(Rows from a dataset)
+++++

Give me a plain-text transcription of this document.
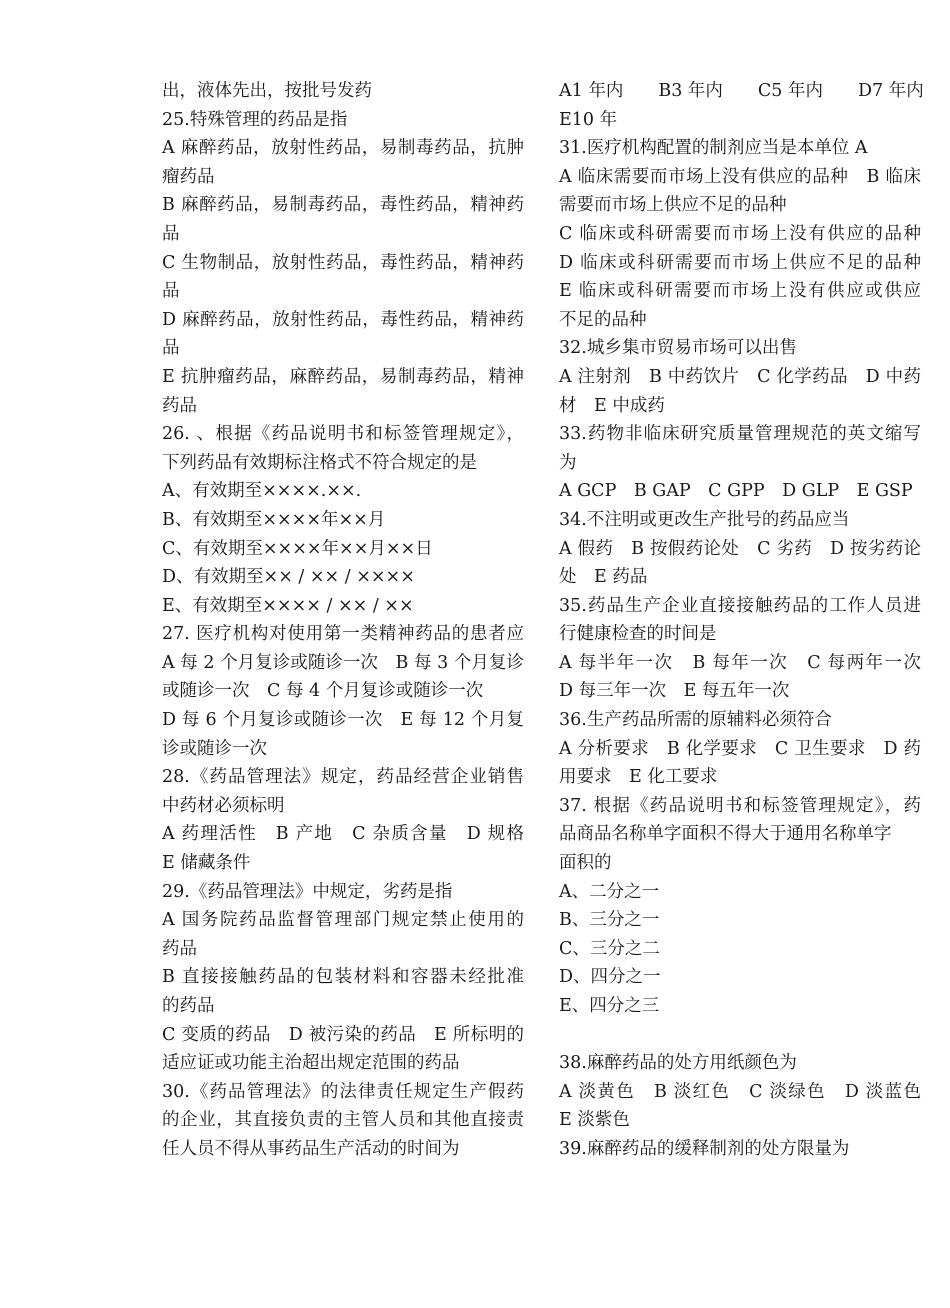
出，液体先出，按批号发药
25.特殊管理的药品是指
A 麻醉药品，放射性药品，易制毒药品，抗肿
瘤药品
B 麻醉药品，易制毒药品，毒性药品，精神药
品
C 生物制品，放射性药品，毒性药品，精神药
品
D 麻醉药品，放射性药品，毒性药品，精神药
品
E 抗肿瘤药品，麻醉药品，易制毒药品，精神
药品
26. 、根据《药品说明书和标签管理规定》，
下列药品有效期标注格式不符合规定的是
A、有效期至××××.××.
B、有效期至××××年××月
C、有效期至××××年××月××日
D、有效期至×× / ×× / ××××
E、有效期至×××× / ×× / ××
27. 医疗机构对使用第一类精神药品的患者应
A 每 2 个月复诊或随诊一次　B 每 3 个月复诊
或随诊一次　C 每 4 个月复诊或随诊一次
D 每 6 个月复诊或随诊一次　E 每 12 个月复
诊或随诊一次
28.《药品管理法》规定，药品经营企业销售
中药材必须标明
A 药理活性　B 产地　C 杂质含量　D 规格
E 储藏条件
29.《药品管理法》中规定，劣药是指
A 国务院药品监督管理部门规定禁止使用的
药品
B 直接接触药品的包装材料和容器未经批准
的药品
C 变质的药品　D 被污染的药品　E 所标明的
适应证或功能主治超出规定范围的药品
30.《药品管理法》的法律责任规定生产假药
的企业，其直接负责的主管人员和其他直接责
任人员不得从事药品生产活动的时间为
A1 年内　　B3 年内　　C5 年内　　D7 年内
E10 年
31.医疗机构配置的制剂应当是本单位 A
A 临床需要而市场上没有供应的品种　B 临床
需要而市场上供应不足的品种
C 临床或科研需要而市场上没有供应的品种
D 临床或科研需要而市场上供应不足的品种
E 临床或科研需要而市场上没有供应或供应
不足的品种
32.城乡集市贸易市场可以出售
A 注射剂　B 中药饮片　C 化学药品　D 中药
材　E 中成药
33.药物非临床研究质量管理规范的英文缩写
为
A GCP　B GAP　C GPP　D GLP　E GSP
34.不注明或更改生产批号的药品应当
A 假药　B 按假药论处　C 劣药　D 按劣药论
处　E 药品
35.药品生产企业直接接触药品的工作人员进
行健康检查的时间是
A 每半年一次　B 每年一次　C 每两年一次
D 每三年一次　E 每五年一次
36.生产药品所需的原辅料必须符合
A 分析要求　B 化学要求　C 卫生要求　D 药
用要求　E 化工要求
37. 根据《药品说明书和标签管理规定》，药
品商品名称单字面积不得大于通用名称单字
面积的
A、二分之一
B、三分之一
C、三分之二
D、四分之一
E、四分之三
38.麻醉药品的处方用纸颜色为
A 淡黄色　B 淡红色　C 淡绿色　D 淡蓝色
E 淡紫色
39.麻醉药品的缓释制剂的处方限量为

+++++

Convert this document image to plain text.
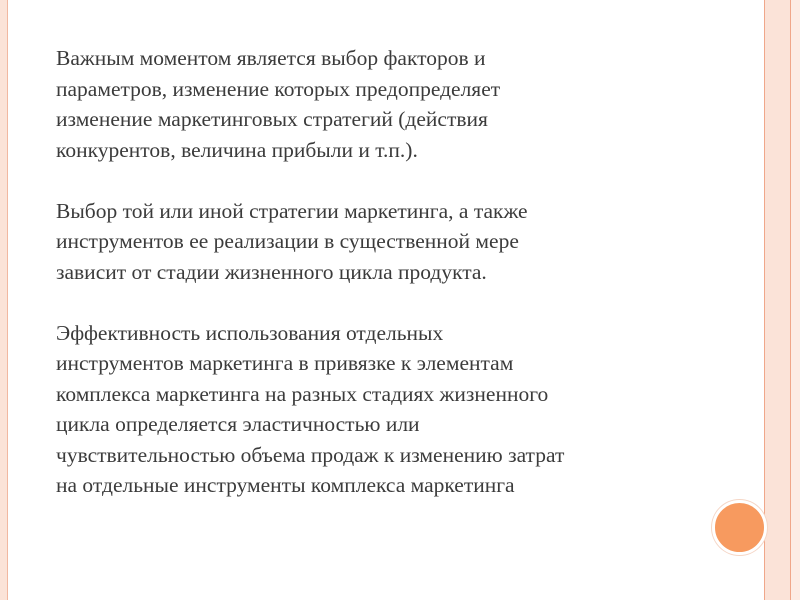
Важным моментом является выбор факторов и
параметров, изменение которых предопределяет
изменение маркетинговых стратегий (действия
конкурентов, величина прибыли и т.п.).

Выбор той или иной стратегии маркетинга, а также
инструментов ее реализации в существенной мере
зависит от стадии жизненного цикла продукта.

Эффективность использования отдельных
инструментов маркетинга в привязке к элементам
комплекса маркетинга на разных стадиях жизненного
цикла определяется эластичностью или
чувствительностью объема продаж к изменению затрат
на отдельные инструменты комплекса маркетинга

+++++

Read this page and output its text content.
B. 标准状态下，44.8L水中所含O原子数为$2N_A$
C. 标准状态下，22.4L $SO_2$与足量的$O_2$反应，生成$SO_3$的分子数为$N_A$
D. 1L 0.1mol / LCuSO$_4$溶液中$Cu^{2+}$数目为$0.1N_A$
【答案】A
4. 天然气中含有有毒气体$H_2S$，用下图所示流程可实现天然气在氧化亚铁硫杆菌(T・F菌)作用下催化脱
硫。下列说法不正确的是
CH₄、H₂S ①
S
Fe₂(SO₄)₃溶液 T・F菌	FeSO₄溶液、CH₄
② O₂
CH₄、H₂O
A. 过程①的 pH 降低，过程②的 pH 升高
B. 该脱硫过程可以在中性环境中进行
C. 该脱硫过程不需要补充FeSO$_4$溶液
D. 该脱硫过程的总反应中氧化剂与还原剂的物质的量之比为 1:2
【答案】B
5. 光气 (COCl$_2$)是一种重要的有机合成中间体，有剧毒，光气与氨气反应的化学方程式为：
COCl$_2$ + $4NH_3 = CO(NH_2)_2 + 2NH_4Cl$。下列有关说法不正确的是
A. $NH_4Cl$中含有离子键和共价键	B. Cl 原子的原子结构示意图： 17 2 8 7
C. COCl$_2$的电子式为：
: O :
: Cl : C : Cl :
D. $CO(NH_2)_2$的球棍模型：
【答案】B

+++++

#### Goal
Go through the entries above and copy every line containing "text".

#### Result
Give me a plain-text transcription of this document.
Convert this document image to plain text.
Read this page and output its text content.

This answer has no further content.